# Given task 1:
Reproduce the essay excerpt word for word, beginning at the words "But the reality" and stopping after the words "a complete hypocrite.".
# Given task 2:
Answer these questions using the essay excerpt.
(a) In what month does the writer turn fifteen and a half?
(b) Which character does the writer claim to resemble, minus the white hair and the ice hands?
(c) What takeout did the writer's household eat the other night?

=== Document section ===

But the reality is, I'll probably be slower than they are when I'm their age. I will probably never be as good a cook as my grandma, and as fast as I move through life, I'm not a quick thinker. My reflexes are like a drugged bear's, only I'm not drugged. When I start driving in about seven months (I turn fifteen and a half in March, which is when I can get my learner's permit), I'll probably go slower than they do. I'm a scaredy cat, and I'm a complete hypocrite.

I'm just so used to doing things my way that it's hard for me to adjust to anyone else's. Selfishness plays a role as well. I'm often thoughtless and many times I act as if the world revolves around me. (Spoiler Alert: It doesn't.) I'm introverted, and I'm short (both in terms of stature and in attitude).I'm coldly brusque. I bear very many similarities to Elsa, minus the white hair and the ice hands.

But recently, I hope my pride has come to be broken down at least a little. 

The other night, we ate takeout Chick-Fil-A.

=== Records supplied ===

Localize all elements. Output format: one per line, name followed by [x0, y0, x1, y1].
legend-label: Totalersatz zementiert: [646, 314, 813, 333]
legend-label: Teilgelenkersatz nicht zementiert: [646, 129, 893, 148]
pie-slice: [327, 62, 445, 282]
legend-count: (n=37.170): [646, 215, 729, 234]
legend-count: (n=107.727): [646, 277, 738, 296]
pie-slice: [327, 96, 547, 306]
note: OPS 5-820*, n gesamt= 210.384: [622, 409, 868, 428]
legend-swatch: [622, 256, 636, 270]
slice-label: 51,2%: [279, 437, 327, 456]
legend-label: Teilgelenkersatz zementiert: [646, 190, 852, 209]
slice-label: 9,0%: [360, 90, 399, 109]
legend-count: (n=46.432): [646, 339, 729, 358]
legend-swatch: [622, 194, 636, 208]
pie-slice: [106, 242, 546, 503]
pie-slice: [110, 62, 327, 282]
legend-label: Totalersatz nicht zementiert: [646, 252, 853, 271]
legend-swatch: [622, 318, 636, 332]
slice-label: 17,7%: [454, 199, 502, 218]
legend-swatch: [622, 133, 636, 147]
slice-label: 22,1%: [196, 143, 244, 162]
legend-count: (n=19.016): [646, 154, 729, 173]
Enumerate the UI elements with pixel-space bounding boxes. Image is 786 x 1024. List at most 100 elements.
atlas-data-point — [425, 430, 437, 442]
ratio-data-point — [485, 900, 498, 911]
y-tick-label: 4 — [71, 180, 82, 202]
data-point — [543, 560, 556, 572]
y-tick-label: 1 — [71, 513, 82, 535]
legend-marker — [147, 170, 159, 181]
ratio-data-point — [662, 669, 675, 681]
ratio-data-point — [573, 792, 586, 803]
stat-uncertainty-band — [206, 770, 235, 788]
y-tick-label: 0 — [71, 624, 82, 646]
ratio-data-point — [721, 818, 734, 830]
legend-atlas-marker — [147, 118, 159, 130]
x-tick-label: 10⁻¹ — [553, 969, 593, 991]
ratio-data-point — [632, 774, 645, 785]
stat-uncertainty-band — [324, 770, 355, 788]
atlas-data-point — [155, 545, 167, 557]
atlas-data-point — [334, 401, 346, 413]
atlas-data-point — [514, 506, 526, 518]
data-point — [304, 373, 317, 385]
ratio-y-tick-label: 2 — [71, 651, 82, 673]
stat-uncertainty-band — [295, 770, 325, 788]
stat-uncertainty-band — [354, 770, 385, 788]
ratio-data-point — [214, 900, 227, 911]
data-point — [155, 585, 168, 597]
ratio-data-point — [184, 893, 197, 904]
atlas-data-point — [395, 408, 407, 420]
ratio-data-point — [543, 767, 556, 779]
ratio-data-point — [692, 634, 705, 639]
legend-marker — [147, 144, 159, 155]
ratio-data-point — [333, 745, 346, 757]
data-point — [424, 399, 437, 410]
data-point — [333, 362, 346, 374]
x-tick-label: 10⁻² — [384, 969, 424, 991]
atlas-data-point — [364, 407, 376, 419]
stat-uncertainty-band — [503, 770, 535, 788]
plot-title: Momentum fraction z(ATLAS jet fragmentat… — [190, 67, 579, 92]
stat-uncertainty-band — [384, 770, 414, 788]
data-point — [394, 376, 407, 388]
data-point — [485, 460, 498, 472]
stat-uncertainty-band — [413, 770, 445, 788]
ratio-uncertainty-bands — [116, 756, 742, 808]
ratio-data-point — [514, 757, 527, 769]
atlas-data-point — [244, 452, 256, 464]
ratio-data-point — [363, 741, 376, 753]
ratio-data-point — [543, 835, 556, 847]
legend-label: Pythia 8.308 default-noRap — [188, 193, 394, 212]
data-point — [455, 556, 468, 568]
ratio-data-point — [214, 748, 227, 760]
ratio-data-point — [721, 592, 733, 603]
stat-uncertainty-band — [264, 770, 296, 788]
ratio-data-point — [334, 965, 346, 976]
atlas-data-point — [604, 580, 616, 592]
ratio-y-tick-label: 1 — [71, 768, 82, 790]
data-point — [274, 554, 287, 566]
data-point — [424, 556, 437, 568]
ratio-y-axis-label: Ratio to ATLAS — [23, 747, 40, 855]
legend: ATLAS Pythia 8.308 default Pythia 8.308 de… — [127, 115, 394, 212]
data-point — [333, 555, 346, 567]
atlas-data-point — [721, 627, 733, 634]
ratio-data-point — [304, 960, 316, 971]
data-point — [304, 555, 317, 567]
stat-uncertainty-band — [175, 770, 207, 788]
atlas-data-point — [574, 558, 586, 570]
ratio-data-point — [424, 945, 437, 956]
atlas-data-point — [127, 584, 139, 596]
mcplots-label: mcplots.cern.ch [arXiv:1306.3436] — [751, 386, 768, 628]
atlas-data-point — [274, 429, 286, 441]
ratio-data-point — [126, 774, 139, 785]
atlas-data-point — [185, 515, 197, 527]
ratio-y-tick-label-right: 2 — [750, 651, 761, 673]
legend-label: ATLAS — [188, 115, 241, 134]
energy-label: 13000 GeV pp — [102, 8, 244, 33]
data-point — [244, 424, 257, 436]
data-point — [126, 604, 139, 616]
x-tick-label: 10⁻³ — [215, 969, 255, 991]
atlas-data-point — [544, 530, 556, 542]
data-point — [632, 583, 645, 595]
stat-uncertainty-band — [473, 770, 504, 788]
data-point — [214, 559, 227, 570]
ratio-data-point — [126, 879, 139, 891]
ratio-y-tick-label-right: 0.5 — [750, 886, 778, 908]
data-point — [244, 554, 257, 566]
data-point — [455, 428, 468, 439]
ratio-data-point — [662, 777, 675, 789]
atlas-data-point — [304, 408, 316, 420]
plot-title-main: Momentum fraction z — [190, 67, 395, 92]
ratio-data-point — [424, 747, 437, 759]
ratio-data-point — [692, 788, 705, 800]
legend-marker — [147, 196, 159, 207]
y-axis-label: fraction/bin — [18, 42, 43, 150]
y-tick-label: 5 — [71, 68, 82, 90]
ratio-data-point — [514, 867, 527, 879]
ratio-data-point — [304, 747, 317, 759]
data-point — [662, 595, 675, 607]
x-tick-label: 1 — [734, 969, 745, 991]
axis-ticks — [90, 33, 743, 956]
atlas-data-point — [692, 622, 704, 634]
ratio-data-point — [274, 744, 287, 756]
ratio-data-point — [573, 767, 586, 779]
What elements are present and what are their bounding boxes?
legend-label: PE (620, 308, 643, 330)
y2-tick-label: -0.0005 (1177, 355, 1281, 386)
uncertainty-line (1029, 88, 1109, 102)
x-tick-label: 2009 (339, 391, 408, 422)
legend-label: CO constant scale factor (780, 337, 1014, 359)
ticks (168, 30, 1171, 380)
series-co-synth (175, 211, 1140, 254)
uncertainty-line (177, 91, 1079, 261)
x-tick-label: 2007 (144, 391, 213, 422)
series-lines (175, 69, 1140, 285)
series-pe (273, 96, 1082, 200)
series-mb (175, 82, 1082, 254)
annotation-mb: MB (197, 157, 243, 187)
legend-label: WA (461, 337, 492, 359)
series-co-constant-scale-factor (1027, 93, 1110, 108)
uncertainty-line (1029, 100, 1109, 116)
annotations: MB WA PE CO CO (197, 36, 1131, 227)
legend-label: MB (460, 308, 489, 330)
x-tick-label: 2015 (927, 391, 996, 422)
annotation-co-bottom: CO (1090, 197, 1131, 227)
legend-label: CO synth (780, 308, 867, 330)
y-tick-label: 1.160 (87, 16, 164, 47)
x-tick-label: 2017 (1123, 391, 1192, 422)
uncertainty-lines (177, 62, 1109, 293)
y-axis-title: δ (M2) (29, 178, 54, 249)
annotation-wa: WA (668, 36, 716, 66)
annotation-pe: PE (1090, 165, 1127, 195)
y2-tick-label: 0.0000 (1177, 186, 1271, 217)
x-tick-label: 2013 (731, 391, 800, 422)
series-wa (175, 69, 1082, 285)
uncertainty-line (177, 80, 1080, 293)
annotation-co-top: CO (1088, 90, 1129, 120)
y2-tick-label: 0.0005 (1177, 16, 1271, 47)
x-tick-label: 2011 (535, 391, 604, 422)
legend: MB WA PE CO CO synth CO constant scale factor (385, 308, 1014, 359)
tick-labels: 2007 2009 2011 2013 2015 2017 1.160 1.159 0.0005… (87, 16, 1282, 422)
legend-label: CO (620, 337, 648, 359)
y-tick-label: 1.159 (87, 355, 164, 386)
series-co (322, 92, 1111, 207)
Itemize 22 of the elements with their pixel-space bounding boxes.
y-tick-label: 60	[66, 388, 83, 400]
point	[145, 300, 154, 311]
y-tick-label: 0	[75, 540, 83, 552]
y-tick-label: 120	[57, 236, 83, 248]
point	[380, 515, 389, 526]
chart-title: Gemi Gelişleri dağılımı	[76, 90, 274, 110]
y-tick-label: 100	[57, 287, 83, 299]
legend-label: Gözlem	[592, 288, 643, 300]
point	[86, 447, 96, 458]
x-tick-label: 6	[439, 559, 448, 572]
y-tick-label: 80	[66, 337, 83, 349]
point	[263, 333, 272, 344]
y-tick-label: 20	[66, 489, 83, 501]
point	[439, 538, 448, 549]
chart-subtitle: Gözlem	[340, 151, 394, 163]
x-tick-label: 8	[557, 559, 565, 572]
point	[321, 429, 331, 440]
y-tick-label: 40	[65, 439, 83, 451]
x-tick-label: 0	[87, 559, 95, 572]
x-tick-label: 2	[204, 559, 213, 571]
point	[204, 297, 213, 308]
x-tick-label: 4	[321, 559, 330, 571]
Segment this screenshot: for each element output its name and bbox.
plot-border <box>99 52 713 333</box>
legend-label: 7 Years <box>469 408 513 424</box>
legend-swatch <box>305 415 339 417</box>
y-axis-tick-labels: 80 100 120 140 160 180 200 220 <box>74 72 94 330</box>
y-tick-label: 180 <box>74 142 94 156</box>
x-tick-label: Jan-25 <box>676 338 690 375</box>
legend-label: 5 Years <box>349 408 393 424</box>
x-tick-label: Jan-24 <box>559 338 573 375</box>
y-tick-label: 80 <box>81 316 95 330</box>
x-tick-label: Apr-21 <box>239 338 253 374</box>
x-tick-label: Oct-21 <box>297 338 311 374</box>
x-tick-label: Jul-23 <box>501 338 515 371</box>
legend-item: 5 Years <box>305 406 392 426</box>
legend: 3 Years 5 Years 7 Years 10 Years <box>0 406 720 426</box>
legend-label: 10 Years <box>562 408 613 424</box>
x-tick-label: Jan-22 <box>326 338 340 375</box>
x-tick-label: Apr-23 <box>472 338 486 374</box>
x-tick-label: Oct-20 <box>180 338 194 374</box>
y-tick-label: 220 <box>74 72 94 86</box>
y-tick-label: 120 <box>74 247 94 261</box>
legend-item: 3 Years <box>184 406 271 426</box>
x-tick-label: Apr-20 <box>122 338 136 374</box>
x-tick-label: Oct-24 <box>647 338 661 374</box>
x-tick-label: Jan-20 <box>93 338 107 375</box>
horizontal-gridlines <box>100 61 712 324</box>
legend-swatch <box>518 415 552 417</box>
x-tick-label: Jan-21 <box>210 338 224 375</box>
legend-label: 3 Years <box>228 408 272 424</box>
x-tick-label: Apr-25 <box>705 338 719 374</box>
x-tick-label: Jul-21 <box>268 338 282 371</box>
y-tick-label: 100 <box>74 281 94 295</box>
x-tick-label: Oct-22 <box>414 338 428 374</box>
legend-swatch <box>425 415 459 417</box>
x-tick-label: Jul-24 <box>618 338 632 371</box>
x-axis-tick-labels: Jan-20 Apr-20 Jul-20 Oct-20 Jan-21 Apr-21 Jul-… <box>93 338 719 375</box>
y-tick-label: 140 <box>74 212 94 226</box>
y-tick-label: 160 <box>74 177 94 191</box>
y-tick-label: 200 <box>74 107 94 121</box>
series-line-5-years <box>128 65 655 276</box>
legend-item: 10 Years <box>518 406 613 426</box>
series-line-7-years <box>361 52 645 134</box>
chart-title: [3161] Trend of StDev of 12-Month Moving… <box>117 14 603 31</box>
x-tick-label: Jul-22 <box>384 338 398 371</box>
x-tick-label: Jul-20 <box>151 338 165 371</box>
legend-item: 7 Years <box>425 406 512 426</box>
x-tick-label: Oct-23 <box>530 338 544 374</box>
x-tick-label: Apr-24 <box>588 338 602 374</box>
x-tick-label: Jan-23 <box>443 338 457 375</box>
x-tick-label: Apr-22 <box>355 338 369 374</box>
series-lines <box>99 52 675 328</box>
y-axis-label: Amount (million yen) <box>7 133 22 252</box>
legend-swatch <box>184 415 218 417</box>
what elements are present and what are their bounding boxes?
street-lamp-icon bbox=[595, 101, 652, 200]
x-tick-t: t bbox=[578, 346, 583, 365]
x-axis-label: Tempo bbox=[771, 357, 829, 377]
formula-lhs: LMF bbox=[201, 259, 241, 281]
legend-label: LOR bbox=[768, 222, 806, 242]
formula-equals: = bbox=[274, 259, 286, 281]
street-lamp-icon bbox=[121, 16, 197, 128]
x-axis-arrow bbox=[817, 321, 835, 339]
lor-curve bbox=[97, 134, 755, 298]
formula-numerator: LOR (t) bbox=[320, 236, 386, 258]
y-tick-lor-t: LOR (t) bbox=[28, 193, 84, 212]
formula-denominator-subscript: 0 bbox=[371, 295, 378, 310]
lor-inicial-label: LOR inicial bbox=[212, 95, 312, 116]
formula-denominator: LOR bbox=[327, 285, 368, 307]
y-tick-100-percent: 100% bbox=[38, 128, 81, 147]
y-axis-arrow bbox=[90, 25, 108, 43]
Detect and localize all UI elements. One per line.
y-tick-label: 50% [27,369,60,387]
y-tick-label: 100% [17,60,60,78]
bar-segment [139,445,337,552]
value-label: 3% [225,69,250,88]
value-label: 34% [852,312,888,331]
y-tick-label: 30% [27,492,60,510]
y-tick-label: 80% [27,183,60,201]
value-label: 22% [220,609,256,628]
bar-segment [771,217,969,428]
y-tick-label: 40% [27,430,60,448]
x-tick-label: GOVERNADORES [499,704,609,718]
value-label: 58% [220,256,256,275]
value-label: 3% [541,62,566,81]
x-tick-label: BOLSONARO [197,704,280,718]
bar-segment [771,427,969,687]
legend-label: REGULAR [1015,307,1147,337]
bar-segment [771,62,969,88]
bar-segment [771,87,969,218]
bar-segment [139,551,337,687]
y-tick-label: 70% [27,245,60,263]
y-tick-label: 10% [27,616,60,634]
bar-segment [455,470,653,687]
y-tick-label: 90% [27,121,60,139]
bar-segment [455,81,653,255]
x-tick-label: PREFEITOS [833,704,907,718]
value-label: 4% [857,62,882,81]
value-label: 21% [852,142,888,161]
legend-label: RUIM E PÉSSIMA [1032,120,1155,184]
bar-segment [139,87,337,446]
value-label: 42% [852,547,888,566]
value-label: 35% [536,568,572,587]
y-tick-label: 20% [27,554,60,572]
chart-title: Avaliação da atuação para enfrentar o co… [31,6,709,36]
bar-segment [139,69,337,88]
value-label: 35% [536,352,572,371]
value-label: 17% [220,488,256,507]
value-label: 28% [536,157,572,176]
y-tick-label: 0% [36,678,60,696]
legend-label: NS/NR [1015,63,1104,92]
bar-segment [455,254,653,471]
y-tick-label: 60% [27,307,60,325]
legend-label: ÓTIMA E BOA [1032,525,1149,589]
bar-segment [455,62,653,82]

===

# Result 1:
But the reality is, I'll probably be slower than they are when I'm their age. I will probably never be as good a cook as my grandma, and as fast as I move through life, I'm not a quick thinker. My reflexes are like a drugged bear's, only I'm not drugged. When I start driving in about seven months (I turn fifteen and a half in March, which is when I can get my learner's permit), I'll probably go slower than they do. I'm a scaredy cat, and I'm a complete hypocrite.

# Result 2:
(a) March
(b) Elsa
(c) Chick-Fil-A